*Data lines:*
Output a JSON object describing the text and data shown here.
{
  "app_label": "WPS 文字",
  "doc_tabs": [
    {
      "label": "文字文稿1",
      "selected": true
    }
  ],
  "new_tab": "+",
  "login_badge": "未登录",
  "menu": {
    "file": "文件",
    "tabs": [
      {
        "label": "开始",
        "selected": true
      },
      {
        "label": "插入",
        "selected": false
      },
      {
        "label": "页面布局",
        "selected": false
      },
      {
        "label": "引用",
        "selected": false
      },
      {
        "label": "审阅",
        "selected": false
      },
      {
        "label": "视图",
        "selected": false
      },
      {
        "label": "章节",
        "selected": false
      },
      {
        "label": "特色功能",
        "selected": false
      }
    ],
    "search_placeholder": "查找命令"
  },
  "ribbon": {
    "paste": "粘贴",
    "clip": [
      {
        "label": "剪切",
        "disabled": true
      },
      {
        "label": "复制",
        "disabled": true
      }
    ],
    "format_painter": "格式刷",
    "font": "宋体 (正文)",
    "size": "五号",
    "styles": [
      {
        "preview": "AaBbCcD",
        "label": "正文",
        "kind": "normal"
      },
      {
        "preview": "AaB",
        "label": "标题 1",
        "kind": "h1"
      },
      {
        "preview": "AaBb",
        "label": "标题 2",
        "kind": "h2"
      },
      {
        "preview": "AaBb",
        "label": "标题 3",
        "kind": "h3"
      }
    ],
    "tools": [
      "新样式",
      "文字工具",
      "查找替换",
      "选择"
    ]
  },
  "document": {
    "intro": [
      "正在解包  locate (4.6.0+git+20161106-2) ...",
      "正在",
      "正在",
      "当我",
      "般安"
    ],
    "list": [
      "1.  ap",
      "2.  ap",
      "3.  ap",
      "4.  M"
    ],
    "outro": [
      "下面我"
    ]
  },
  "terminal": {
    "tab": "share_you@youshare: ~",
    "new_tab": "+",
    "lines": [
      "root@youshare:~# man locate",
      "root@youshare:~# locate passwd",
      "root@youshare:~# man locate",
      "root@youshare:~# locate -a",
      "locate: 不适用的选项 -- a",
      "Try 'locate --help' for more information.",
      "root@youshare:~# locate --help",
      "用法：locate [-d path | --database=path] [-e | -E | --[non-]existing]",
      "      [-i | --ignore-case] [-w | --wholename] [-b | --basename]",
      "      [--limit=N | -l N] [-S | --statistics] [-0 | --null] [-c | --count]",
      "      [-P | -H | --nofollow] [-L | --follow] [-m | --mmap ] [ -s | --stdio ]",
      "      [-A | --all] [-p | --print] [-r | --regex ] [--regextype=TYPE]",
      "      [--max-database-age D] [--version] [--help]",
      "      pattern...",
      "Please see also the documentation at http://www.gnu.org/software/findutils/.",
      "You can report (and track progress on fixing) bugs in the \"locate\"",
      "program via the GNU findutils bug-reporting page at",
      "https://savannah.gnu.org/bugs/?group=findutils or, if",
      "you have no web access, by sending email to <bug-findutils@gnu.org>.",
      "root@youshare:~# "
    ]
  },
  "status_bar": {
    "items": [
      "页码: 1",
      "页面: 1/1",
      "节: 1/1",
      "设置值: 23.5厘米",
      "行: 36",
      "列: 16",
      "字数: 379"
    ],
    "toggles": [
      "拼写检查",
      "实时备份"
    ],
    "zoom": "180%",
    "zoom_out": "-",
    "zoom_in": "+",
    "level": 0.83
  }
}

*Task requirements:* Extract every line containing the string "locate" from the data above.

*Solution to the problem:*
      "正在解包  locate (4.6.0+git+20161106-2) ...",
      "root@youshare:~# man locate",
      "root@youshare:~# locate passwd",
      "root@youshare:~# man locate",
      "root@youshare:~# locate -a",
      "locate: 不适用的选项 -- a",
      "Try 'locate --help' for more information.",
      "root@youshare:~# locate --help",
      "用法：locate [-d path | --database=path] [-e | -E | --[non-]existing]",
      "You can report (and track progress on fixing) bugs in the \"locate\"",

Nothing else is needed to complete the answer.